### [Task details]
Among these records, which lines include "Sodium"? Copy them out.

Document page entries with text:
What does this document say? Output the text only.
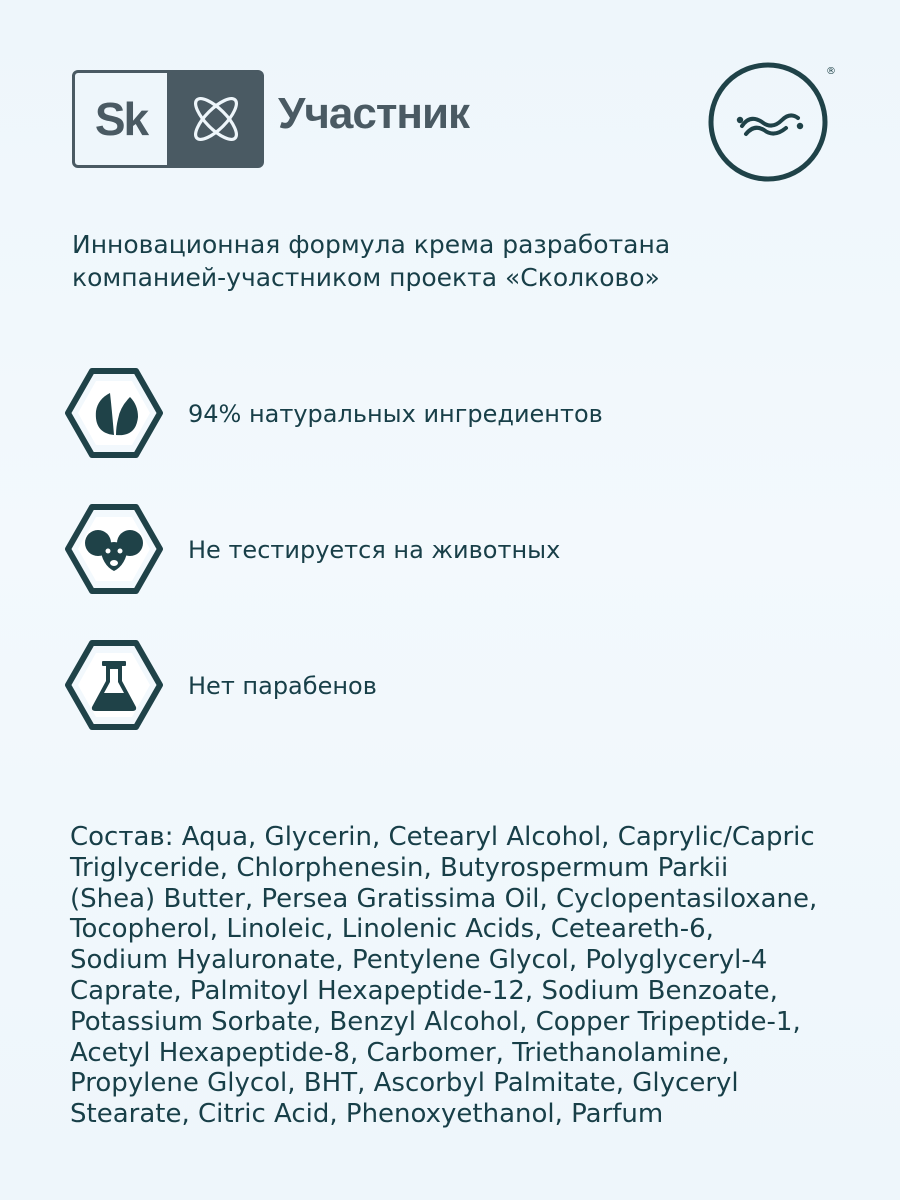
Sk	Участник
®
Инновационная формула крема разработана
компанией-участником проекта «Сколково»
94% натуральных ингредиентов
Не тестируется на животных
Нет парабенов
Состав: Aqua, Glycerin, Cetearyl Alcohol, Caprylic/Capric
Triglyceride, Chlorphenesin, Butyrospermum Parkii
(Shea) Butter, Persea Gratissima Oil, Cyclopentasiloxane,
Tocopherol, Linoleic, Linolenic Acids, Ceteareth-6,
Sodium Hyaluronate, Pentylene Glycol, Polyglyceryl-4
Caprate, Palmitoyl Hexapeptide-12, Sodium Benzoate,
Potassium Sorbate, Benzyl Alcohol, Copper Tripeptide-1,
Acetyl Hexapeptide-8, Carbomer, Triethanolamine,
Propylene Glycol, BHT, Ascorbyl Palmitate, Glyceryl
Stearate, Citric Acid, Phenoxyethanol, Parfum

### [Exercise response]
Sodium Hyaluronate, Pentylene Glycol, Polyglyceryl-4
Caprate, Palmitoyl Hexapeptide-12, Sodium Benzoate,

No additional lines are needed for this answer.